#### Exercise input

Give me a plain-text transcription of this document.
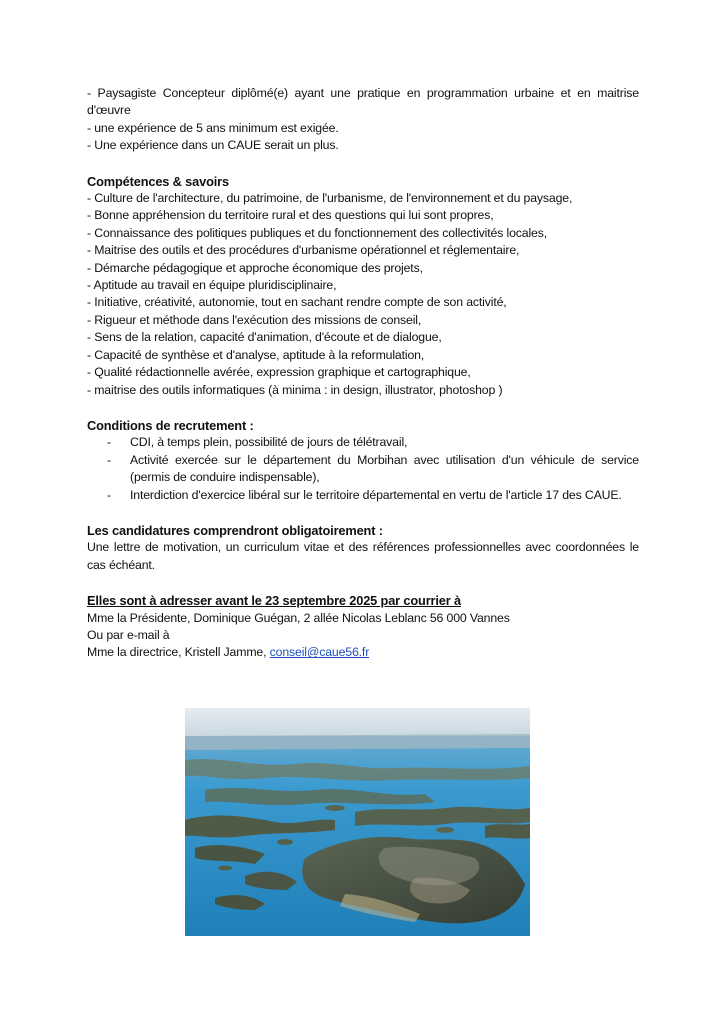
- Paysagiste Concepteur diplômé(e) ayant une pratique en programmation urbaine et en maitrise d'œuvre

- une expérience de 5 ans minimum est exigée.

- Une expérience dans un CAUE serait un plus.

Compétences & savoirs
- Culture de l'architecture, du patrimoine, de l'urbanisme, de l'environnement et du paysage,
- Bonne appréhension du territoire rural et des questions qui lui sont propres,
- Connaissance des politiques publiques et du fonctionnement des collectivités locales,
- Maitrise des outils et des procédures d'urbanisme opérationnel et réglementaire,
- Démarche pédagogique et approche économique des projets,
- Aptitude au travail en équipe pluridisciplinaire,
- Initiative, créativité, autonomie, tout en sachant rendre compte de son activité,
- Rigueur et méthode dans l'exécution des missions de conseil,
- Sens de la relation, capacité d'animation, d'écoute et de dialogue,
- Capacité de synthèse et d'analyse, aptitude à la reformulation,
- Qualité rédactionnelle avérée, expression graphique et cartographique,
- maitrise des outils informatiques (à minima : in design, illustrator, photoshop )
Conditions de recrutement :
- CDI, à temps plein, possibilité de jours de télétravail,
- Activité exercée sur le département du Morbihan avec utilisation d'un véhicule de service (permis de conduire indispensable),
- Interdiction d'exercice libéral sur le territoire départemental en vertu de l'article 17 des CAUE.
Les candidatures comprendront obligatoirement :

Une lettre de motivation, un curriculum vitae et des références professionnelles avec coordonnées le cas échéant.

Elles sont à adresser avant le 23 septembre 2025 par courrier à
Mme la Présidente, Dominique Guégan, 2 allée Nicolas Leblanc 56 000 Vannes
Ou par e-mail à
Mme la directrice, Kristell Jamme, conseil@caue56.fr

########
#### Exercise input

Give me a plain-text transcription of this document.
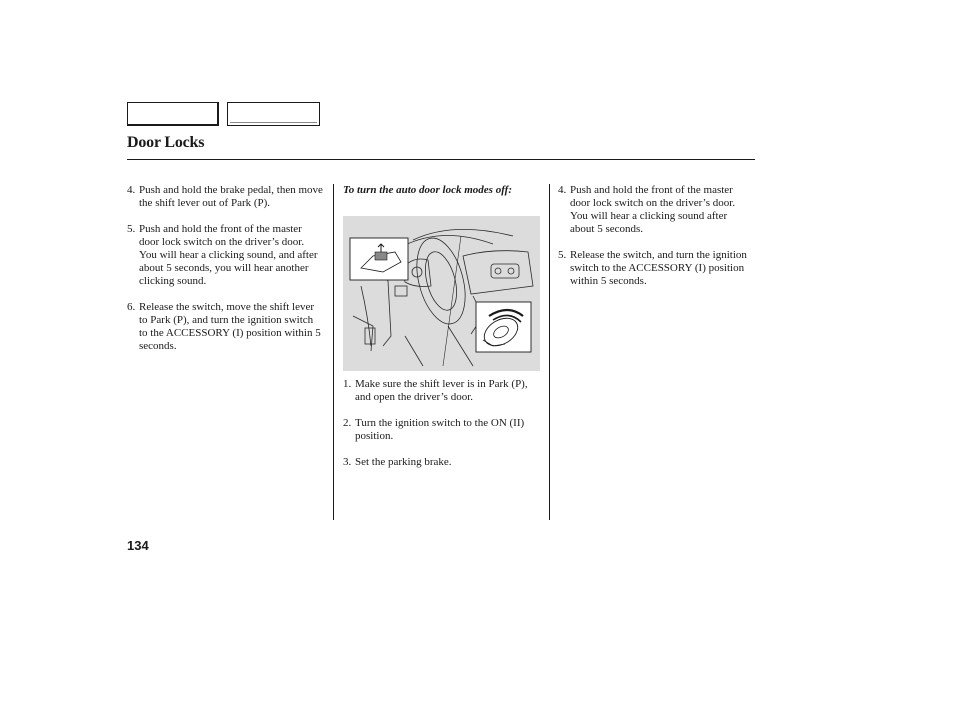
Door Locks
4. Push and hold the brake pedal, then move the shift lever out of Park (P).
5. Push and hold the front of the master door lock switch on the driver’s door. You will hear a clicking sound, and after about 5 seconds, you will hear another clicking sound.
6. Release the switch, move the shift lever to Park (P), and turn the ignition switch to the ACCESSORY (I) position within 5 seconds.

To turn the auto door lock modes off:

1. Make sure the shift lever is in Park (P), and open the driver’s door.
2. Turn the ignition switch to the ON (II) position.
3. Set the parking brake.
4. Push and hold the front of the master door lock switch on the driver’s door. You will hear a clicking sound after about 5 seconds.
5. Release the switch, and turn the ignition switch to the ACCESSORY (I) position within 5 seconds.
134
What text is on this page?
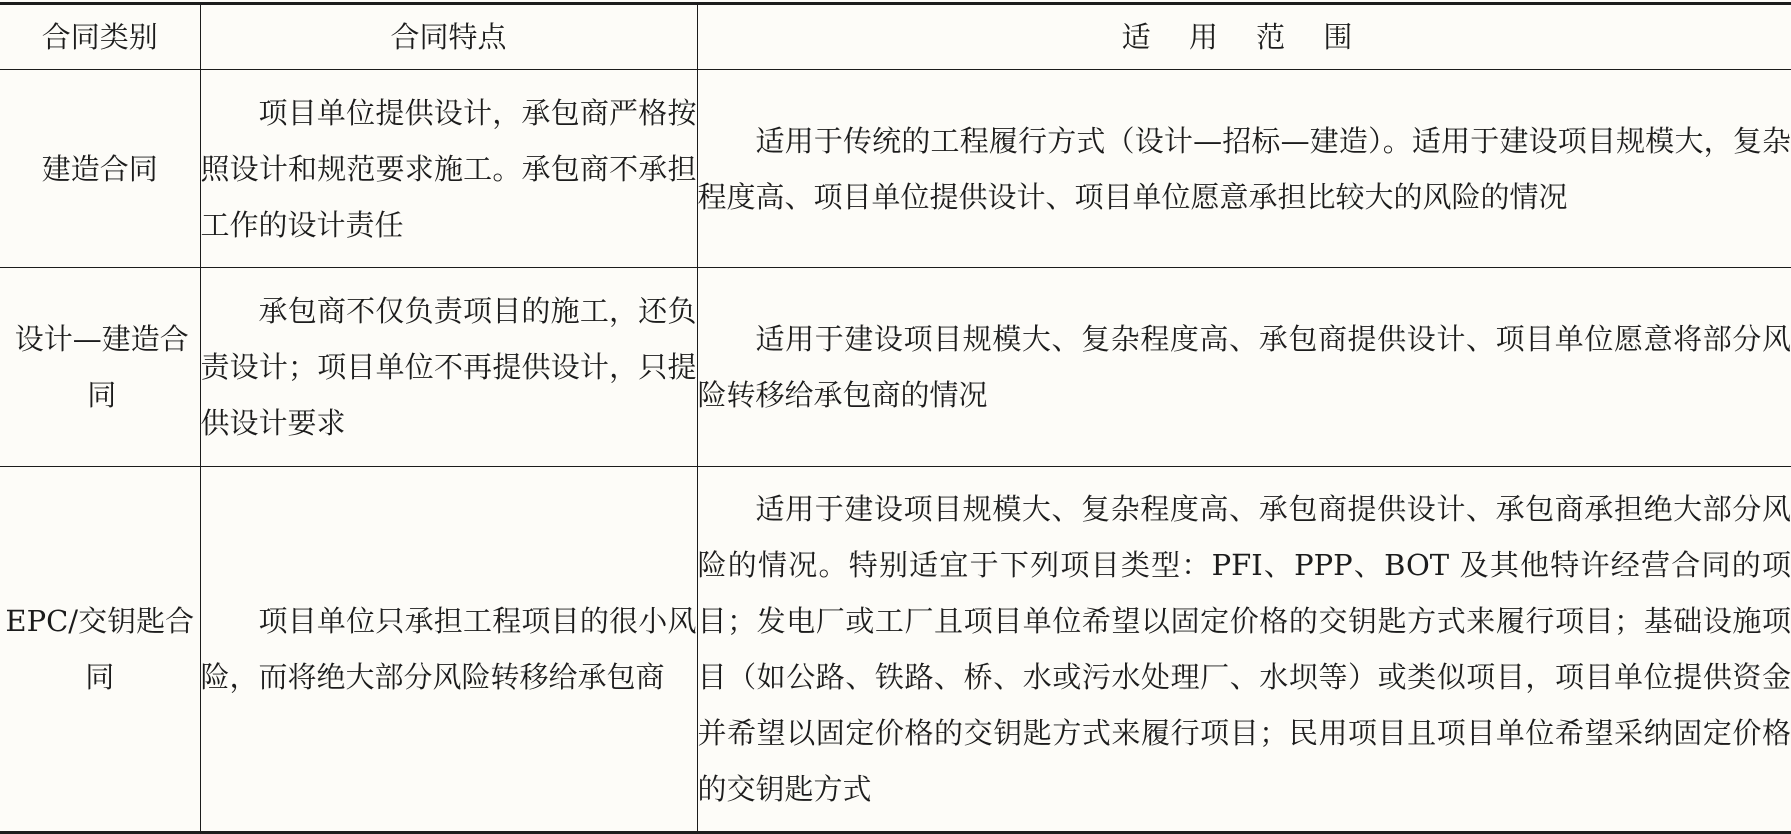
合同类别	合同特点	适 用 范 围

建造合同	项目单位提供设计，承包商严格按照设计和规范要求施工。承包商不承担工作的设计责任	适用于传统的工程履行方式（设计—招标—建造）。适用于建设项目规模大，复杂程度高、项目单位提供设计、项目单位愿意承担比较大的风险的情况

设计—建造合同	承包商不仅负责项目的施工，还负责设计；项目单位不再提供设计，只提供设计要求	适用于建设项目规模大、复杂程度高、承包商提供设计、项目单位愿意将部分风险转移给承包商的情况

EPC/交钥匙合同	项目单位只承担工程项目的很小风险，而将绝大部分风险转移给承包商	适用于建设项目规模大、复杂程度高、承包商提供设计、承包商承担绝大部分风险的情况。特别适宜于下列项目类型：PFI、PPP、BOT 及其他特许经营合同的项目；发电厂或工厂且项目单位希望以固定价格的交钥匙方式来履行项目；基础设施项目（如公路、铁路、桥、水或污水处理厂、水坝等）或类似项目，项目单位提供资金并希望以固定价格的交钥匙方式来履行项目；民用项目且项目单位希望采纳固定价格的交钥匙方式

########

Identify each line holding the string "shift", and copy it out.

4. Push and hold the brake pedal, then move the shift lever out of Park (P).
6. Release the switch, move the shift lever to Park (P), and turn the ignition switch to the ACCESSORY (I) position within 5 seconds.
1. Make sure the shift lever is in Park (P), and open the driver’s door.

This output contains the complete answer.